## SET EXERCISE
Could you transcribe every record below exactly as written, leaving out any pictures?

Entries from a dataset:
_ _ _ _ _

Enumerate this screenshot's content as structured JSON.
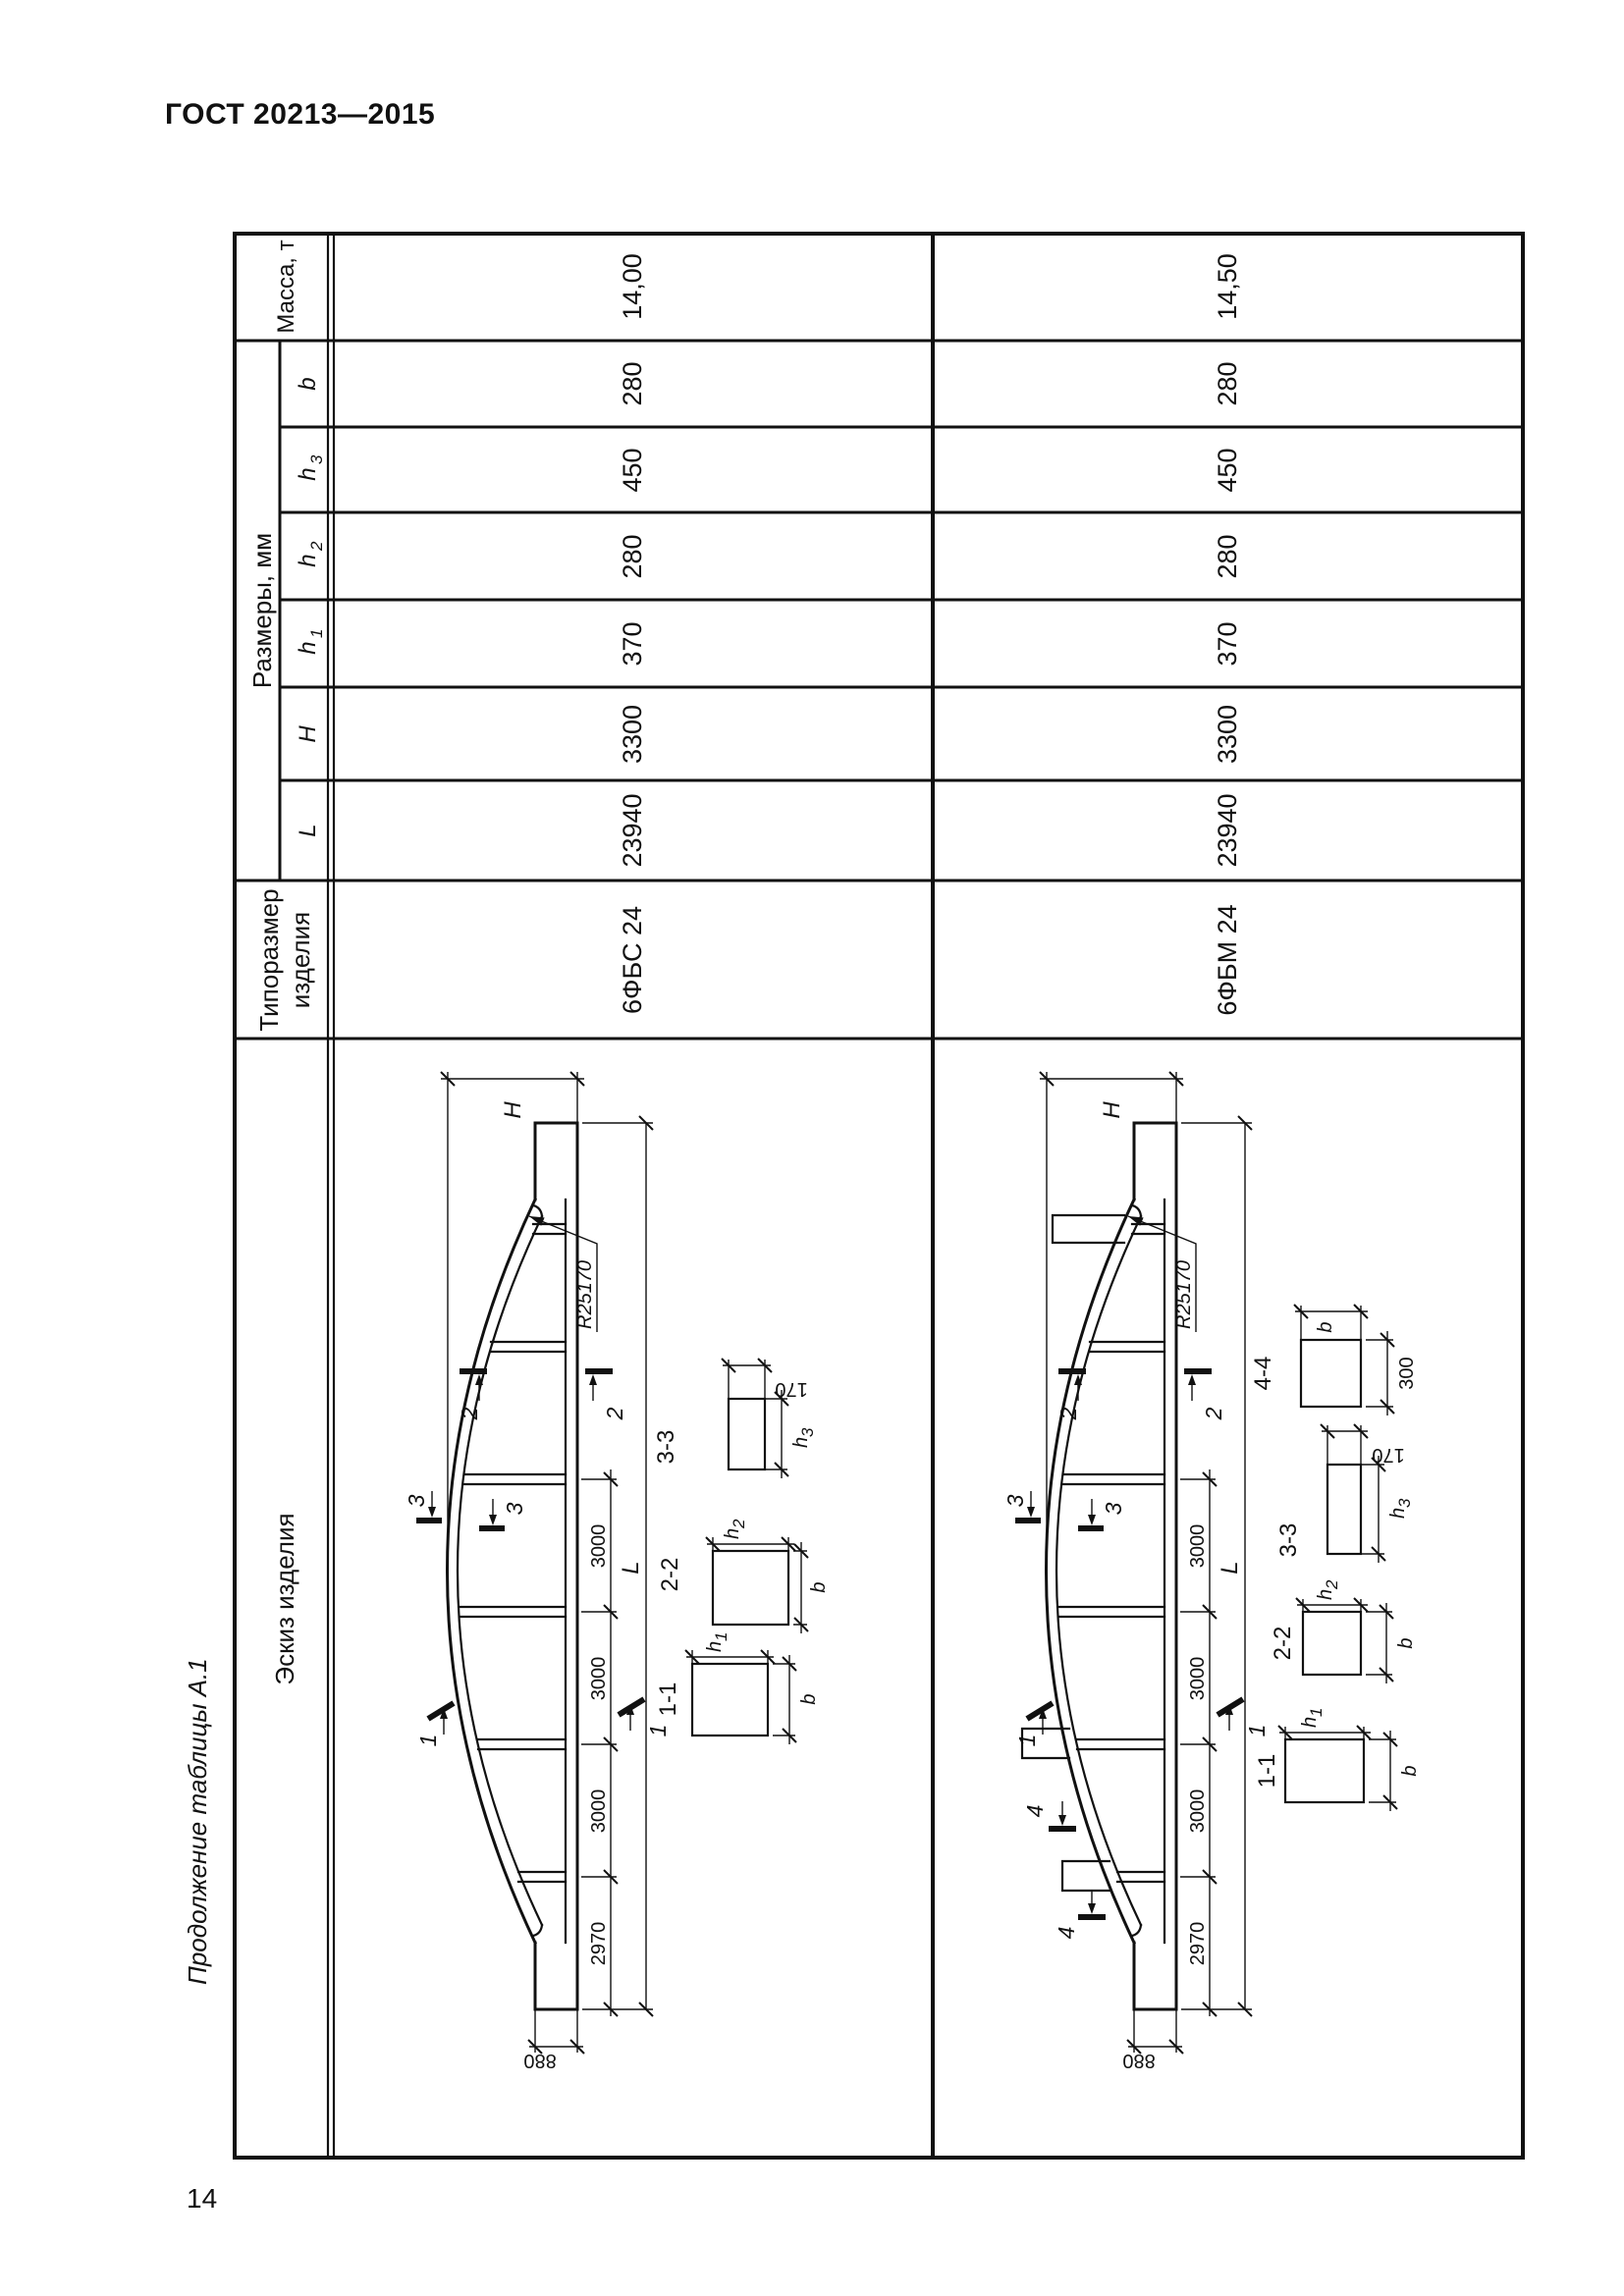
{
  "page": {
    "standard": "ГОСТ 20213—2015",
    "table_caption": "Продолжение таблицы А.1",
    "page_number": "14"
  },
  "table": {
    "headers": {
      "sketch": "Эскиз изделия",
      "type_size_line1": "Типоразмер",
      "type_size_line2": "изделия",
      "dimensions_group": "Размеры, мм",
      "col_L": "L",
      "col_H": "H",
      "col_h_base": "h",
      "col_h1_sub": "1",
      "col_h2_sub": "2",
      "col_h3_sub": "3",
      "col_b": "b",
      "mass": "Масса, т"
    },
    "rows": [
      {
        "type_size": "6ФБС 24",
        "L": "23940",
        "H": "3300",
        "h1": "370",
        "h2": "280",
        "h3": "450",
        "b": "280",
        "mass": "14,00"
      },
      {
        "type_size": "6ФБМ 24",
        "L": "23940",
        "H": "3300",
        "h1": "370",
        "h2": "280",
        "h3": "450",
        "b": "280",
        "mass": "14,50"
      }
    ]
  },
  "sketch": {
    "dim_H": "H",
    "dim_L": "L",
    "radius": "R25170",
    "dim_880": "880",
    "chain": [
      "2970",
      "3000",
      "3000",
      "3000"
    ],
    "cut_labels": {
      "c1": "1",
      "c2": "2",
      "c3": "3",
      "c4": "4"
    },
    "sections": {
      "s11": "1-1",
      "s22": "2-2",
      "s33": "3-3",
      "s44": "4-4",
      "dim_b": "b",
      "dim_h_base": "h",
      "sub1": "1",
      "sub2": "2",
      "sub3": "3",
      "dim_170": "170",
      "dim_300": "300"
    }
  }
}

_ _ _ _ _

## RIGHT ANSWER
Enumerate this screenshot's content as structured JSON.
{
  "page": {
    "standard": "ГОСТ 20213—2015",
    "table_caption": "Продолжение таблицы А.1",
    "page_number": "14"
  },
  "table": {
    "headers": {
      "sketch": "Эскиз изделия",
      "type_size_line1": "Типоразмер",
      "type_size_line2": "изделия",
      "dimensions_group": "Размеры, мм",
      "col_L": "L",
      "col_H": "H",
      "col_h_base": "h",
      "col_h1_sub": "1",
      "col_h2_sub": "2",
      "col_h3_sub": "3",
      "col_b": "b",
      "mass": "Масса, т"
    },
    "rows": [
      {
        "type_size": "6ФБС 24",
        "L": "23940",
        "H": "3300",
        "h1": "370",
        "h2": "280",
        "h3": "450",
        "b": "280",
        "mass": "14,00"
      },
      {
        "type_size": "6ФБМ 24",
        "L": "23940",
        "H": "3300",
        "h1": "370",
        "h2": "280",
        "h3": "450",
        "b": "280",
        "mass": "14,50"
      }
    ]
  },
  "sketch": {
    "dim_H": "H",
    "dim_L": "L",
    "radius": "R25170",
    "dim_880": "880",
    "chain": [
      "2970",
      "3000",
      "3000",
      "3000"
    ],
    "cut_labels": {
      "c1": "1",
      "c2": "2",
      "c3": "3",
      "c4": "4"
    },
    "sections": {
      "s11": "1-1",
      "s22": "2-2",
      "s33": "3-3",
      "s44": "4-4",
      "dim_b": "b",
      "dim_h_base": "h",
      "sub1": "1",
      "sub2": "2",
      "sub3": "3",
      "dim_170": "170",
      "dim_300": "300"
    }
  }
}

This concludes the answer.